- **Your objective**
Every entry must be echoed exactly.

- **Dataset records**

..........

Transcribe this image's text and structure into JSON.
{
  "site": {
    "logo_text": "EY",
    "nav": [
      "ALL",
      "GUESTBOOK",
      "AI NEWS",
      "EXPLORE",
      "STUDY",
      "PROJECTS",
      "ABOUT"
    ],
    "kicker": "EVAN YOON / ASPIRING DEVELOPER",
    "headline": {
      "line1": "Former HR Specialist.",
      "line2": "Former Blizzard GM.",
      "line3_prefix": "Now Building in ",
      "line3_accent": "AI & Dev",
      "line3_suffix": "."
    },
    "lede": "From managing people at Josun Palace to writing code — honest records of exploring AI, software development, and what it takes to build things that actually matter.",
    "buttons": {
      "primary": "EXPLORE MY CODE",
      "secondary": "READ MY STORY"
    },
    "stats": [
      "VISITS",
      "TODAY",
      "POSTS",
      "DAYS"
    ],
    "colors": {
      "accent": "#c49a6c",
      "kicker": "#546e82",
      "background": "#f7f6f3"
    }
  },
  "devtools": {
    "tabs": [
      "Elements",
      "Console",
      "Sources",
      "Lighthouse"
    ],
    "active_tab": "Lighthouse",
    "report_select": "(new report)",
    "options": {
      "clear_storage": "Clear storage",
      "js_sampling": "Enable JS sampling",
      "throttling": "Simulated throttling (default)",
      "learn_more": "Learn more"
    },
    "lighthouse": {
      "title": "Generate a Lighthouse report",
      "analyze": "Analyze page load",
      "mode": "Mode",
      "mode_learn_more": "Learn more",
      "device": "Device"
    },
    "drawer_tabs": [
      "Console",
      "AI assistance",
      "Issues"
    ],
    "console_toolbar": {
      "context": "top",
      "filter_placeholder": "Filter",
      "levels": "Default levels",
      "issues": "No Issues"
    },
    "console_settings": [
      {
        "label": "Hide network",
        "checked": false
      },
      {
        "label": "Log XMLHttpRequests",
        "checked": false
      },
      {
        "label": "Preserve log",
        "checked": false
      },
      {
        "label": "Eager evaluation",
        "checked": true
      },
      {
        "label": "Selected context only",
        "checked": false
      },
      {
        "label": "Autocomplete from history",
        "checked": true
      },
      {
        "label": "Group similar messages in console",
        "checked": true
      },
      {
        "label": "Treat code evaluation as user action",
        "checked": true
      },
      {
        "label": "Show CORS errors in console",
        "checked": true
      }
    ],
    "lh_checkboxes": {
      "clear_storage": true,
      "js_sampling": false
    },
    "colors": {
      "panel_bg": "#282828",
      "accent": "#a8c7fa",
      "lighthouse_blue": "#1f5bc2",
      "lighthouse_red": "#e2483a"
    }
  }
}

..........

- **Answer in full**
Transcribe this image's text and structure into JSON.
{
  "site": {
    "logo_text": "EY",
    "nav": [
      "ALL",
      "GUESTBOOK",
      "AI NEWS",
      "EXPLORE",
      "STUDY",
      "PROJECTS",
      "ABOUT"
    ],
    "kicker": "EVAN YOON / ASPIRING DEVELOPER",
    "headline": {
      "line1": "Former HR Specialist.",
      "line2": "Former Blizzard GM.",
      "line3_prefix": "Now Building in ",
      "line3_accent": "AI & Dev",
      "line3_suffix": "."
    },
    "lede": "From managing people at Josun Palace to writing code — honest records of exploring AI, software development, and what it takes to build things that actually matter.",
    "buttons": {
      "primary": "EXPLORE MY CODE",
      "secondary": "READ MY STORY"
    },
    "stats": [
      "VISITS",
      "TODAY",
      "POSTS",
      "DAYS"
    ],
    "colors": {
      "accent": "#c49a6c",
      "kicker": "#546e82",
      "background": "#f7f6f3"
    }
  },
  "devtools": {
    "tabs": [
      "Elements",
      "Console",
      "Sources",
      "Lighthouse"
    ],
    "active_tab": "Lighthouse",
    "report_select": "(new report)",
    "options": {
      "clear_storage": "Clear storage",
      "js_sampling": "Enable JS sampling",
      "throttling": "Simulated throttling (default)",
      "learn_more": "Learn more"
    },
    "lighthouse": {
      "title": "Generate a Lighthouse report",
      "analyze": "Analyze page load",
      "mode": "Mode",
      "mode_learn_more": "Learn more",
      "device": "Device"
    },
    "drawer_tabs": [
      "Console",
      "AI assistance",
      "Issues"
    ],
    "console_toolbar": {
      "context": "top",
      "filter_placeholder": "Filter",
      "levels": "Default levels",
      "issues": "No Issues"
    },
    "console_settings": [
      {
        "label": "Hide network",
        "checked": false
      },
      {
        "label": "Log XMLHttpRequests",
        "checked": false
      },
      {
        "label": "Preserve log",
        "checked": false
      },
      {
        "label": "Eager evaluation",
        "checked": true
      },
      {
        "label": "Selected context only",
        "checked": false
      },
      {
        "label": "Autocomplete from history",
        "checked": true
      },
      {
        "label": "Group similar messages in console",
        "checked": true
      },
      {
        "label": "Treat code evaluation as user action",
        "checked": true
      },
      {
        "label": "Show CORS errors in console",
        "checked": true
      }
    ],
    "lh_checkboxes": {
      "clear_storage": true,
      "js_sampling": false
    },
    "colors": {
      "panel_bg": "#282828",
      "accent": "#a8c7fa",
      "lighthouse_blue": "#1f5bc2",
      "lighthouse_red": "#e2483a"
    }
  }
}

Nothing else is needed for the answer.